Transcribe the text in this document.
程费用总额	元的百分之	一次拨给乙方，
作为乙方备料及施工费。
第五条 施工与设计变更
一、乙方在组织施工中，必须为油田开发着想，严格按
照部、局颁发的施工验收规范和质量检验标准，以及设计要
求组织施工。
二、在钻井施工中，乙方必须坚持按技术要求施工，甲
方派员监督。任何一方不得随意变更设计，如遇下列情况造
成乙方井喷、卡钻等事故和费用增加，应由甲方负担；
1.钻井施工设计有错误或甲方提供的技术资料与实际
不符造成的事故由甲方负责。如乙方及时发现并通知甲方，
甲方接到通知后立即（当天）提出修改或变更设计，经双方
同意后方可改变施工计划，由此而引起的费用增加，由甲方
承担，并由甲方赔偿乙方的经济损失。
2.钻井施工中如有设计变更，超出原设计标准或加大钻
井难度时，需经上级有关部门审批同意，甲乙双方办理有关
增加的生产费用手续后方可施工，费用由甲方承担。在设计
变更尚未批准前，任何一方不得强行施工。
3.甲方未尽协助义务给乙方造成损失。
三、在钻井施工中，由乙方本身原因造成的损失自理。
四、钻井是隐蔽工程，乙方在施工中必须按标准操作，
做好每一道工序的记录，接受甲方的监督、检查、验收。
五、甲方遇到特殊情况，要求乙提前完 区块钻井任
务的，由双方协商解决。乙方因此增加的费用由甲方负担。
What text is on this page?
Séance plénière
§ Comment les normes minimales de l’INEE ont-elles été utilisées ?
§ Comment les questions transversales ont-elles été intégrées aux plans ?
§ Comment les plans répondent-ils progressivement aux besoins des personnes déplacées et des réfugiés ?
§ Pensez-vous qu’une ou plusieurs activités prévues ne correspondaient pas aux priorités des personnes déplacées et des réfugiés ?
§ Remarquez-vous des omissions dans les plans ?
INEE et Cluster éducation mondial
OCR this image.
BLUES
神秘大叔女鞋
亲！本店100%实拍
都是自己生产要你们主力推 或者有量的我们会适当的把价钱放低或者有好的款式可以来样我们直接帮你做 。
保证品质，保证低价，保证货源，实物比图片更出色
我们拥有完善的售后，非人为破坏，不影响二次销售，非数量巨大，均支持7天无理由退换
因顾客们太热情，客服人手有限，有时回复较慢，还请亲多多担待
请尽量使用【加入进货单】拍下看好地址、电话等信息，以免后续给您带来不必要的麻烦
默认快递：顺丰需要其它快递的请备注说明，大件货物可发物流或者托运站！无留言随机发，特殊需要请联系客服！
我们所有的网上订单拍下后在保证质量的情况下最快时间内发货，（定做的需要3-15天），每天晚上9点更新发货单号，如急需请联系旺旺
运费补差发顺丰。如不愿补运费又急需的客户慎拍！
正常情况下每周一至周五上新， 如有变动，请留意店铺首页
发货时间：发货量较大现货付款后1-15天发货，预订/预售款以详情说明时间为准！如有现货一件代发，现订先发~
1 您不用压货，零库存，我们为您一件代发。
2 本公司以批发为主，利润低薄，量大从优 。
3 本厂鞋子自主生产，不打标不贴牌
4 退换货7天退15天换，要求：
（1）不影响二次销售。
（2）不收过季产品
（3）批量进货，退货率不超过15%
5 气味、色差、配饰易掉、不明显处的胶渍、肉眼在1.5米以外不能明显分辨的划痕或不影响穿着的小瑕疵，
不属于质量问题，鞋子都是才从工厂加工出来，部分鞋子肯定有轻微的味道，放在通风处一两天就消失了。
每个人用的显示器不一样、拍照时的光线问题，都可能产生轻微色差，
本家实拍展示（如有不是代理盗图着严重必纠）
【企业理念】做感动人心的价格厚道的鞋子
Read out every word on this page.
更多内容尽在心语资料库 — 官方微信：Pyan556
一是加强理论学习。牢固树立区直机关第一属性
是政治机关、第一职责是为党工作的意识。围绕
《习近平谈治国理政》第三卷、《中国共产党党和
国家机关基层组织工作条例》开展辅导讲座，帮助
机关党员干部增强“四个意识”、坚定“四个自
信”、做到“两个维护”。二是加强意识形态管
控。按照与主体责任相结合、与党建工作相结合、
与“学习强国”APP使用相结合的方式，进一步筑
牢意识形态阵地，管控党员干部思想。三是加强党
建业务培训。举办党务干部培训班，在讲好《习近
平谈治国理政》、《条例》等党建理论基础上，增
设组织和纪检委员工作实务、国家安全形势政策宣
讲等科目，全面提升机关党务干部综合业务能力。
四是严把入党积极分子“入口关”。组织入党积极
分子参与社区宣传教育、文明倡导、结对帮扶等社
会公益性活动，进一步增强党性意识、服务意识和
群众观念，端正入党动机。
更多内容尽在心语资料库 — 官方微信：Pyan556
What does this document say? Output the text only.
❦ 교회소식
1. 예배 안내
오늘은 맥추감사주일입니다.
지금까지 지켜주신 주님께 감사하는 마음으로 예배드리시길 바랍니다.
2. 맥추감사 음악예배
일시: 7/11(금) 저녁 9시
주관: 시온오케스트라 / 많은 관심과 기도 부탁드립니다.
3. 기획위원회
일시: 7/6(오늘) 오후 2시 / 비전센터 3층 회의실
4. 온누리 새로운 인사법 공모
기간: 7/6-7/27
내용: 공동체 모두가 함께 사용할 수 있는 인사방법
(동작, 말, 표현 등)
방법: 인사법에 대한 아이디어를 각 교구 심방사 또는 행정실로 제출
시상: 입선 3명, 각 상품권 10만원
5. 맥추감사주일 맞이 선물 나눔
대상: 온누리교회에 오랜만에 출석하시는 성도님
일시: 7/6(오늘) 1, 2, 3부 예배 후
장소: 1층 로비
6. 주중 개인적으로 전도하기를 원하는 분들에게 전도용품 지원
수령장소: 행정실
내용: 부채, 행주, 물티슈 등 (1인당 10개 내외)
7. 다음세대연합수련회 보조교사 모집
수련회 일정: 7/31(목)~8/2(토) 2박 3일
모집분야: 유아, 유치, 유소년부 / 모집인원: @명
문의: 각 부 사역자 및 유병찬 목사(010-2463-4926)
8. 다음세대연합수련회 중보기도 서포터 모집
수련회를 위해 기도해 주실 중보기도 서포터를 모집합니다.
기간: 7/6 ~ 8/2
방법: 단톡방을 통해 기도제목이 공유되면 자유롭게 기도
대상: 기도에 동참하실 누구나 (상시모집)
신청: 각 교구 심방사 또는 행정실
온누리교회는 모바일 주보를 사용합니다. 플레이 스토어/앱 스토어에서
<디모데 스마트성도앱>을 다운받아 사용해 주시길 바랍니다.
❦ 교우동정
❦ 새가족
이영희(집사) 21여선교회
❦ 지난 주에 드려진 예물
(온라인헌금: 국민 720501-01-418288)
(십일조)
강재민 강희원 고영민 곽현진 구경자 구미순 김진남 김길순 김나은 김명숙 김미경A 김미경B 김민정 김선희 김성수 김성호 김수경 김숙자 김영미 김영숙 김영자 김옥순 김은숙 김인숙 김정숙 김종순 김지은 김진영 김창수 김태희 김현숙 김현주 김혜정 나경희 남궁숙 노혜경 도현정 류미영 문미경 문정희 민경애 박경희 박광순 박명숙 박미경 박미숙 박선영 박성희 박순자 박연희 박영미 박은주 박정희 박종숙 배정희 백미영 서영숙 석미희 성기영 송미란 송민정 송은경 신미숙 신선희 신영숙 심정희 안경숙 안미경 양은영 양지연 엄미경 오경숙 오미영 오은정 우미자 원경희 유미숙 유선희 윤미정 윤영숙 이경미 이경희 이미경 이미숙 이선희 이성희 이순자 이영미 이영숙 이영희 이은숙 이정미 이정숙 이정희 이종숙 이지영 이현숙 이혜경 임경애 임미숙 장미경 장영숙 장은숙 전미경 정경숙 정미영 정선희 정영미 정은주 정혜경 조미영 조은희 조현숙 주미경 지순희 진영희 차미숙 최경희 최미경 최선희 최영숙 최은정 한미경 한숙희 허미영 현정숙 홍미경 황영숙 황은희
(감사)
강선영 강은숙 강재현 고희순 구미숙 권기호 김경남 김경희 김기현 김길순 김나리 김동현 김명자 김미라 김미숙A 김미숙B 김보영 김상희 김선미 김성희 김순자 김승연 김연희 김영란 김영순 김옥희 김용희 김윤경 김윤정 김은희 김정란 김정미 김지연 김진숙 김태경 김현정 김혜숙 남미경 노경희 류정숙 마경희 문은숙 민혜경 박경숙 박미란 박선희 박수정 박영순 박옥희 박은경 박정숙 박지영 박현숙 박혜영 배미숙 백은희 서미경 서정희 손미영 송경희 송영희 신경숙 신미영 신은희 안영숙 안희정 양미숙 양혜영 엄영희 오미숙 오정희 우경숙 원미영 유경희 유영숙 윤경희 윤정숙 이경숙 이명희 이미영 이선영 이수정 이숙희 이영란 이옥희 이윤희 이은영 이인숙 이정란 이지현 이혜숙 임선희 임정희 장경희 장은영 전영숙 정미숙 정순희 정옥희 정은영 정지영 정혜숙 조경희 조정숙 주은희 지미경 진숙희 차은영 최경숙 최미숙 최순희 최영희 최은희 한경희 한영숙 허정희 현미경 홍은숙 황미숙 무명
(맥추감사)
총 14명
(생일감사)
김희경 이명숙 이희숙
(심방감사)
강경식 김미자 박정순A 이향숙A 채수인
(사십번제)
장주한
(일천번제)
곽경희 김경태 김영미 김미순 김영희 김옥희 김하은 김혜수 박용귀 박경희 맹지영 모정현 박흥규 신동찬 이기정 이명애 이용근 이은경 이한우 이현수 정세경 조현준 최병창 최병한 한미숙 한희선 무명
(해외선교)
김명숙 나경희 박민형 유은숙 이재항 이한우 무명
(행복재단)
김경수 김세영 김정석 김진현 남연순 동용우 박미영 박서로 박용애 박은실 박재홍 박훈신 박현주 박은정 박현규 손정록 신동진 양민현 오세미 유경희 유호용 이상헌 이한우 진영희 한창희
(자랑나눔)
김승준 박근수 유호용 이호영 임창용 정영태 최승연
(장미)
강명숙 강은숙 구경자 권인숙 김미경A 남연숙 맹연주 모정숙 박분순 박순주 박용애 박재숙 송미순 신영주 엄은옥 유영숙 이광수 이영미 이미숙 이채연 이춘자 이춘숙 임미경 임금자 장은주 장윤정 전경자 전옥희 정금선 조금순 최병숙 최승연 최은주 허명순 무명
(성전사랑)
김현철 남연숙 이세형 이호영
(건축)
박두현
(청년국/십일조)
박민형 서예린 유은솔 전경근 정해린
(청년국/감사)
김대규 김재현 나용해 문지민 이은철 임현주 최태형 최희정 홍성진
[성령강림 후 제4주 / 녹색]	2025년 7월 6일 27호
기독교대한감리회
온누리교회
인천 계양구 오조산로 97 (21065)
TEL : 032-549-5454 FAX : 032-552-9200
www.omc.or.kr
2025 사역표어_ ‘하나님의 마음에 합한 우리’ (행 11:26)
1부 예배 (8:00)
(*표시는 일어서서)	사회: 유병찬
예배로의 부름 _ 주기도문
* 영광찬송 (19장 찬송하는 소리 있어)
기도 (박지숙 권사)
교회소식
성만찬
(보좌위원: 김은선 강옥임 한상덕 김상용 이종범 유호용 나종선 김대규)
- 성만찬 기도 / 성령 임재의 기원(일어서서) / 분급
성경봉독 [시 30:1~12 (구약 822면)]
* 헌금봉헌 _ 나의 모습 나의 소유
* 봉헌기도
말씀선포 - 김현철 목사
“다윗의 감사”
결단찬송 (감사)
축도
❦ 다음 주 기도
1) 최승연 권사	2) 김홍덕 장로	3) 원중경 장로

------------------------

In the records above, locate every line with the string "personnes" and copy it.

§ Comment les plans répondent-ils progressivement aux besoins des personnes déplacées et des réfugiés ?
§ Pensez-vous qu’une ou plusieurs activités prévues ne correspondaient pas aux priorités des personnes déplacées et des réfugiés ?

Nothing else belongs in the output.